EXERCISE INPUTS →
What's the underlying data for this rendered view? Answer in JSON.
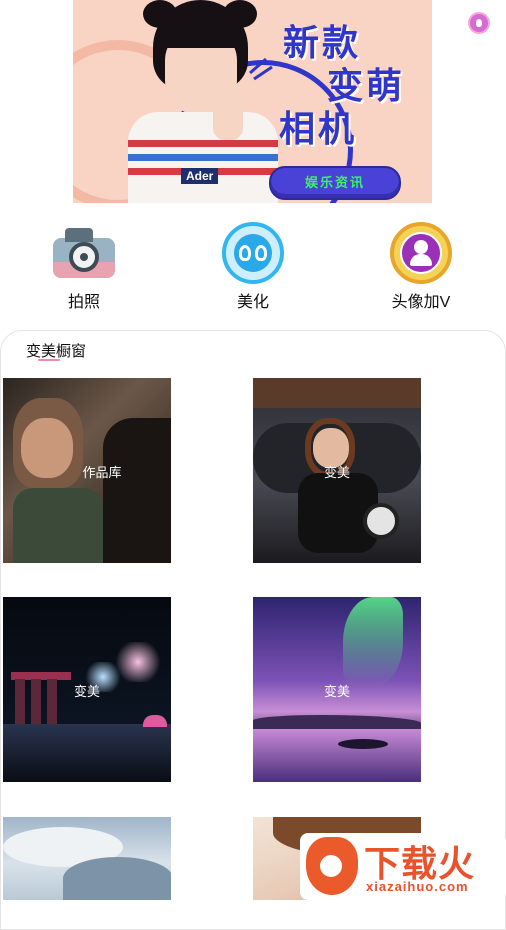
{
  "banner": {
    "slogan_line1": "新款",
    "slogan_line2": "变萌",
    "slogan_line3": "相机",
    "shirt_tag": "Ader",
    "cta_label": "娱乐资讯"
  },
  "features": [
    {
      "label": "拍照",
      "icon": "camera-icon"
    },
    {
      "label": "美化",
      "icon": "beauty-icon"
    },
    {
      "label": "头像加V",
      "icon": "avatar-v-icon"
    }
  ],
  "showcase": {
    "title": "变美橱窗",
    "tiles": [
      {
        "caption": "作品库"
      },
      {
        "caption": "变美"
      },
      {
        "caption": "变美"
      },
      {
        "caption": "变美"
      },
      {
        "caption": ""
      },
      {
        "caption": ""
      }
    ]
  },
  "watermark": {
    "brand": "下载火",
    "url": "xiazaihuo.com"
  },
  "colors": {
    "accent_blue": "#2f36c9",
    "cta_text": "#3bf06a",
    "underline_pink": "#f28aa2",
    "watermark_orange": "#e9522a"
  }
}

PROBLEM TO WORK ON → Identify how many lines in the entries above include the string "icon", then state that number alone.

EXPECTED OUTPUT → 3